LISTING:
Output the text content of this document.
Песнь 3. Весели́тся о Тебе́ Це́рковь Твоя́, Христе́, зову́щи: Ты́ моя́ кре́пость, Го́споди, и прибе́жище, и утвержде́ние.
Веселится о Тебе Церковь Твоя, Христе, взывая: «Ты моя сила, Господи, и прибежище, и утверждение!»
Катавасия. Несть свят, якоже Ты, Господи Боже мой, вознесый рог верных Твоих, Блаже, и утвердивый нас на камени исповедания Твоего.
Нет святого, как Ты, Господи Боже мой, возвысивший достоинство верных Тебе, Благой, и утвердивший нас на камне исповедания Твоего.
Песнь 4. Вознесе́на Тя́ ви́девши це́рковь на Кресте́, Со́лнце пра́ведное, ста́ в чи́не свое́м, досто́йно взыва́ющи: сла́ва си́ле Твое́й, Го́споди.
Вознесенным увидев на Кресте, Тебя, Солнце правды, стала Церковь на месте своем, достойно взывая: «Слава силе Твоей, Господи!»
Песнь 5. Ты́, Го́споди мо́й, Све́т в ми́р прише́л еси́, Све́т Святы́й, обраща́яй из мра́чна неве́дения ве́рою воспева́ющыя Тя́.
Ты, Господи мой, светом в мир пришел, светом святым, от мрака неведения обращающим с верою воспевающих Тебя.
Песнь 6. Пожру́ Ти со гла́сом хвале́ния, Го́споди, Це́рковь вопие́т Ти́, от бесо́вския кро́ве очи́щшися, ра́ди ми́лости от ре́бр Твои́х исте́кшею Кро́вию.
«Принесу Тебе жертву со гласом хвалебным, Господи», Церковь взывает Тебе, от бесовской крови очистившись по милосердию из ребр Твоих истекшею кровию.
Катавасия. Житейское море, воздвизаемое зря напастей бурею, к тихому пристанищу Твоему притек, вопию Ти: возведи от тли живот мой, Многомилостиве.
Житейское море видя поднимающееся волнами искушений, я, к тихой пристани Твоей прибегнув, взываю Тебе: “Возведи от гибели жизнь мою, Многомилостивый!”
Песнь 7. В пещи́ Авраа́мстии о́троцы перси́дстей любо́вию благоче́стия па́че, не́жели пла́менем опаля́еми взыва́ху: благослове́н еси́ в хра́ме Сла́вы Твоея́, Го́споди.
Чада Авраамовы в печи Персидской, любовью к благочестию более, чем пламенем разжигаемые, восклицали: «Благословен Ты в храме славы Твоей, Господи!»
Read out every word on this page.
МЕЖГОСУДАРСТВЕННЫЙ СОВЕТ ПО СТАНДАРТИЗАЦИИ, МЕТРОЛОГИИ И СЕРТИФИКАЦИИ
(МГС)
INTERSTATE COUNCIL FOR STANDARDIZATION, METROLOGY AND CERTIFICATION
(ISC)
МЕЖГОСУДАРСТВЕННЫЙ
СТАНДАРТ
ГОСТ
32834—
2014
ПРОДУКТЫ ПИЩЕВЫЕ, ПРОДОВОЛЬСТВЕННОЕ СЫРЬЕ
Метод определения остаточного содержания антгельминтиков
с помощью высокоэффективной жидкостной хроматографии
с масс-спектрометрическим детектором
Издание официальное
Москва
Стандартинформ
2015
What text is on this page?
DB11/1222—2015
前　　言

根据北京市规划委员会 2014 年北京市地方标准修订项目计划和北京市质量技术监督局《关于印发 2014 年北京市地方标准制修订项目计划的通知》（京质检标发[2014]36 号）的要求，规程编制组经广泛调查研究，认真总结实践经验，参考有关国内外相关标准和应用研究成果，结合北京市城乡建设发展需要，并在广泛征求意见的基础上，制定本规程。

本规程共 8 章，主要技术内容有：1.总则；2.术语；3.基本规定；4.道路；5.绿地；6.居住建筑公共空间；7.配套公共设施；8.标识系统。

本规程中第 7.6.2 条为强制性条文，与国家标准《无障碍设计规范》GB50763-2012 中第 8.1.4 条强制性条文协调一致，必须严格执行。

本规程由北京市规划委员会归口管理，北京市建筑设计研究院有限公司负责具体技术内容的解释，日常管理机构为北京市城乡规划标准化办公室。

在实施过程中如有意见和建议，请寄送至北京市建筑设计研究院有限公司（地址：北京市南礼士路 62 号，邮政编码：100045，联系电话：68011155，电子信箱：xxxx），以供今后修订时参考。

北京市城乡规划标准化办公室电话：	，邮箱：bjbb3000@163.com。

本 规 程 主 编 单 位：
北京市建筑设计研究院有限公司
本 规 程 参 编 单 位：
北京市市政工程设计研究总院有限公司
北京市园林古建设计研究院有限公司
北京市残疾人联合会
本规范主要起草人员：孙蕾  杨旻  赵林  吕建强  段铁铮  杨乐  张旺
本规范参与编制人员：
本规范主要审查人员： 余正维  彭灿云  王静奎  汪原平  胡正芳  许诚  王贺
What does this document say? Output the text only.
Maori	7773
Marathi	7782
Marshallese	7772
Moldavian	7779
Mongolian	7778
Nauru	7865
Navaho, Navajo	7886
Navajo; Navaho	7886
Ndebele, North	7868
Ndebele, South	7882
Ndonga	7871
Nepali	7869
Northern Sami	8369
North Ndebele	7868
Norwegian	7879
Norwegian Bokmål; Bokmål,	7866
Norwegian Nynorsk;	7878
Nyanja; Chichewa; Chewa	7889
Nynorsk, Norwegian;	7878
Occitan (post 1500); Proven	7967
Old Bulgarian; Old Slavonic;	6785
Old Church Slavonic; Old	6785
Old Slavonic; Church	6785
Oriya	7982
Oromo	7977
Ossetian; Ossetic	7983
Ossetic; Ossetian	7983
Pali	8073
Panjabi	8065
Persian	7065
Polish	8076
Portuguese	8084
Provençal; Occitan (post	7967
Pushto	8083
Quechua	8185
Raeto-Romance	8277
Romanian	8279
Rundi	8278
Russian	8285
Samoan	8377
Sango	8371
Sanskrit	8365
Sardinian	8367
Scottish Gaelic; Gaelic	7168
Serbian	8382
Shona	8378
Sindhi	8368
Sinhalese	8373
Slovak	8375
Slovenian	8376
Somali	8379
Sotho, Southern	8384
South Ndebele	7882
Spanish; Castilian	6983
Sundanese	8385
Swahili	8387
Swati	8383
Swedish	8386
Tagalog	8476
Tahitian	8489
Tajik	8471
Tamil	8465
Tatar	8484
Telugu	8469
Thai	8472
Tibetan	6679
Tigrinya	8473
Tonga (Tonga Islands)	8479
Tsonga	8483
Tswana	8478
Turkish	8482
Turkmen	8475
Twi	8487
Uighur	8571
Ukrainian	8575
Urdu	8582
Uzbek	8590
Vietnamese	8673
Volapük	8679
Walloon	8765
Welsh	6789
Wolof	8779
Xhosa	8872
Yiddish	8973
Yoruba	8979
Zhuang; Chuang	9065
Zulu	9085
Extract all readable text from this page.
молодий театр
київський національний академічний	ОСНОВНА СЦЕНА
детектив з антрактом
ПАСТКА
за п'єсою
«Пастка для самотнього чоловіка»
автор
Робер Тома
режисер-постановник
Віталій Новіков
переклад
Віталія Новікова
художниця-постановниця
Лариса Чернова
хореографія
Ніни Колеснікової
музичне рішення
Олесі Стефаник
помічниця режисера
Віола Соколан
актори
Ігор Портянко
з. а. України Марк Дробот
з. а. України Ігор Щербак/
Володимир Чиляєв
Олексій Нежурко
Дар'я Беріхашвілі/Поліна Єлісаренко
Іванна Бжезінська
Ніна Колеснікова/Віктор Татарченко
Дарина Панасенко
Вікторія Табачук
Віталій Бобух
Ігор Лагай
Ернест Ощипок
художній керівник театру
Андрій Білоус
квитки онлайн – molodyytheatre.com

TASK GOAL: Say how many lines in the entries contain the string "What", and leave out everything else.

EXPECTED ANSWER: 2